• Exercise goal: The records below must be transcribed exactly. Do not include the pictures.

--------------------------------

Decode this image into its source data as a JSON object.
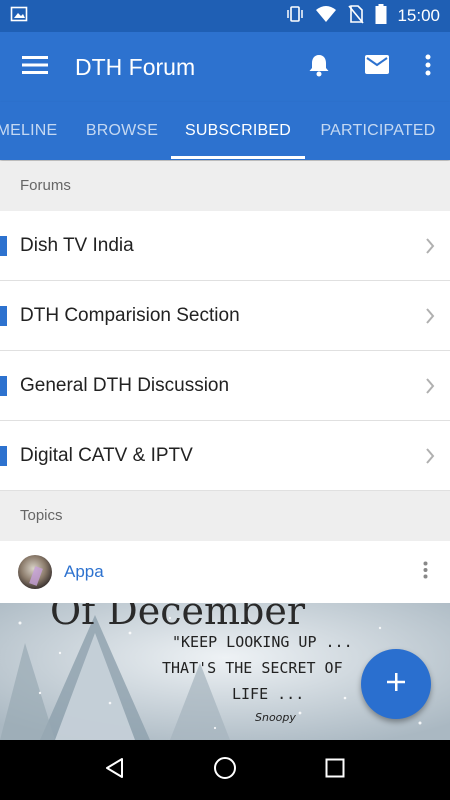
{
  "status_bar": {
    "time": "15:00",
    "icons": [
      "image-icon",
      "vibrate-icon",
      "wifi-icon",
      "no-sim-icon",
      "battery-icon"
    ],
    "color": "#1f5fb4"
  },
  "app_bar": {
    "title": "DTH Forum",
    "color": "#2d72cf",
    "actions": [
      "bell-icon",
      "mail-icon",
      "more-vert-icon"
    ]
  },
  "tabs": [
    {
      "label": "MELINE",
      "active": false
    },
    {
      "label": "BROWSE",
      "active": false
    },
    {
      "label": "SUBSCRIBED",
      "active": true
    },
    {
      "label": "PARTICIPATED",
      "active": false
    }
  ],
  "sections": {
    "forums_header": "Forums",
    "topics_header": "Topics"
  },
  "forums": [
    {
      "label": "Dish TV India"
    },
    {
      "label": "DTH Comparision Section"
    },
    {
      "label": "General DTH Discussion"
    },
    {
      "label": "Digital CATV & IPTV"
    }
  ],
  "topic": {
    "author": "Appa",
    "image_text": {
      "heading": "Of December",
      "line1": "\"KEEP LOOKING UP ...",
      "line2": "THAT'S THE SECRET OF",
      "line3": "LIFE ...",
      "signature": "Snoopy"
    }
  },
  "fab": {
    "icon": "add-icon",
    "color": "#2a6fcf"
  },
  "nav_bar": {
    "buttons": [
      "back-icon",
      "home-icon",
      "recents-icon"
    ]
  }
}
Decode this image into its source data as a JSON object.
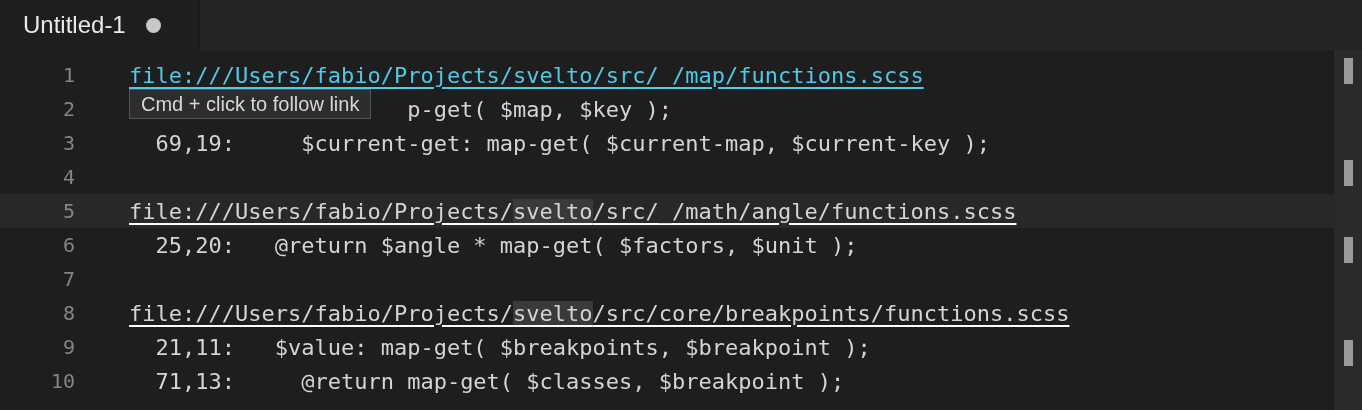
{
  "tabs": [
    {
      "label": "Untitled-1",
      "selected": true,
      "dirty": true
    }
  ],
  "editor": {
    "lines": [
      {
        "number": "1",
        "kind": "link",
        "current": false,
        "hovered": true,
        "parts": [
          {
            "text": "file:///Users/fabio/Projects/svelto/src/_/map/functions.scss",
            "highlighted": false
          }
        ]
      },
      {
        "number": "2",
        "kind": "partial",
        "current": false,
        "text": "p-get( $map, $key );"
      },
      {
        "number": "3",
        "kind": "match",
        "current": false,
        "text": "  69,19:     $current-get: map-get( $current-map, $current-key );"
      },
      {
        "number": "4",
        "kind": "blank",
        "current": false
      },
      {
        "number": "5",
        "kind": "link",
        "current": true,
        "hovered": false,
        "parts": [
          {
            "text": "file:///Users/fabio/Projects/",
            "highlighted": false
          },
          {
            "text": "svelto",
            "highlighted": true
          },
          {
            "text": "/src/_/math/angle/functions.scss",
            "highlighted": false
          }
        ]
      },
      {
        "number": "6",
        "kind": "match",
        "current": false,
        "text": "  25,20:   @return $angle * map-get( $factors, $unit );"
      },
      {
        "number": "7",
        "kind": "blank",
        "current": false
      },
      {
        "number": "8",
        "kind": "link",
        "current": false,
        "hovered": false,
        "parts": [
          {
            "text": "file:///Users/fabio/Projects/",
            "highlighted": false
          },
          {
            "text": "svelto",
            "highlighted": true
          },
          {
            "text": "/src/core/breakpoints/functions.scss",
            "highlighted": false
          }
        ]
      },
      {
        "number": "9",
        "kind": "match",
        "current": false,
        "text": "  21,11:   $value: map-get( $breakpoints, $breakpoint );"
      },
      {
        "number": "10",
        "kind": "match",
        "current": false,
        "text": "  71,13:     @return map-get( $classes, $breakpoint );"
      }
    ]
  },
  "tooltip": {
    "text": "Cmd + click to follow link"
  }
}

--------------------------------

• Full answer:
Decode this image into its source data as a JSON object.
{
  "status_bar": {
    "time": "15:00",
    "icons": [
      "image-icon",
      "vibrate-icon",
      "wifi-icon",
      "no-sim-icon",
      "battery-icon"
    ],
    "color": "#1f5fb4"
  },
  "app_bar": {
    "title": "DTH Forum",
    "color": "#2d72cf",
    "actions": [
      "bell-icon",
      "mail-icon",
      "more-vert-icon"
    ]
  },
  "tabs": [
    {
      "label": "MELINE",
      "active": false
    },
    {
      "label": "BROWSE",
      "active": false
    },
    {
      "label": "SUBSCRIBED",
      "active": true
    },
    {
      "label": "PARTICIPATED",
      "active": false
    }
  ],
  "sections": {
    "forums_header": "Forums",
    "topics_header": "Topics"
  },
  "forums": [
    {
      "label": "Dish TV India"
    },
    {
      "label": "DTH Comparision Section"
    },
    {
      "label": "General DTH Discussion"
    },
    {
      "label": "Digital CATV & IPTV"
    }
  ],
  "topic": {
    "author": "Appa",
    "image_text": {
      "heading": "Of December",
      "line1": "\"KEEP LOOKING UP ...",
      "line2": "THAT'S THE SECRET OF",
      "line3": "LIFE ...",
      "signature": "Snoopy"
    }
  },
  "fab": {
    "icon": "add-icon",
    "color": "#2a6fcf"
  },
  "nav_bar": {
    "buttons": [
      "back-icon",
      "home-icon",
      "recents-icon"
    ]
  }
}
Decode this image into its source data as a JSON object.
{
  "tabs": [
    {
      "label": "Untitled-1",
      "selected": true,
      "dirty": true
    }
  ],
  "editor": {
    "lines": [
      {
        "number": "1",
        "kind": "link",
        "current": false,
        "hovered": true,
        "parts": [
          {
            "text": "file:///Users/fabio/Projects/svelto/src/_/map/functions.scss",
            "highlighted": false
          }
        ]
      },
      {
        "number": "2",
        "kind": "partial",
        "current": false,
        "text": "p-get( $map, $key );"
      },
      {
        "number": "3",
        "kind": "match",
        "current": false,
        "text": "  69,19:     $current-get: map-get( $current-map, $current-key );"
      },
      {
        "number": "4",
        "kind": "blank",
        "current": false
      },
      {
        "number": "5",
        "kind": "link",
        "current": true,
        "hovered": false,
        "parts": [
          {
            "text": "file:///Users/fabio/Projects/",
            "highlighted": false
          },
          {
            "text": "svelto",
            "highlighted": true
          },
          {
            "text": "/src/_/math/angle/functions.scss",
            "highlighted": false
          }
        ]
      },
      {
        "number": "6",
        "kind": "match",
        "current": false,
        "text": "  25,20:   @return $angle * map-get( $factors, $unit );"
      },
      {
        "number": "7",
        "kind": "blank",
        "current": false
      },
      {
        "number": "8",
        "kind": "link",
        "current": false,
        "hovered": false,
        "parts": [
          {
            "text": "file:///Users/fabio/Projects/",
            "highlighted": false
          },
          {
            "text": "svelto",
            "highlighted": true
          },
          {
            "text": "/src/core/breakpoints/functions.scss",
            "highlighted": false
          }
        ]
      },
      {
        "number": "9",
        "kind": "match",
        "current": false,
        "text": "  21,11:   $value: map-get( $breakpoints, $breakpoint );"
      },
      {
        "number": "10",
        "kind": "match",
        "current": false,
        "text": "  71,13:     @return map-get( $classes, $breakpoint );"
      }
    ]
  },
  "tooltip": {
    "text": "Cmd + click to follow link"
  }
}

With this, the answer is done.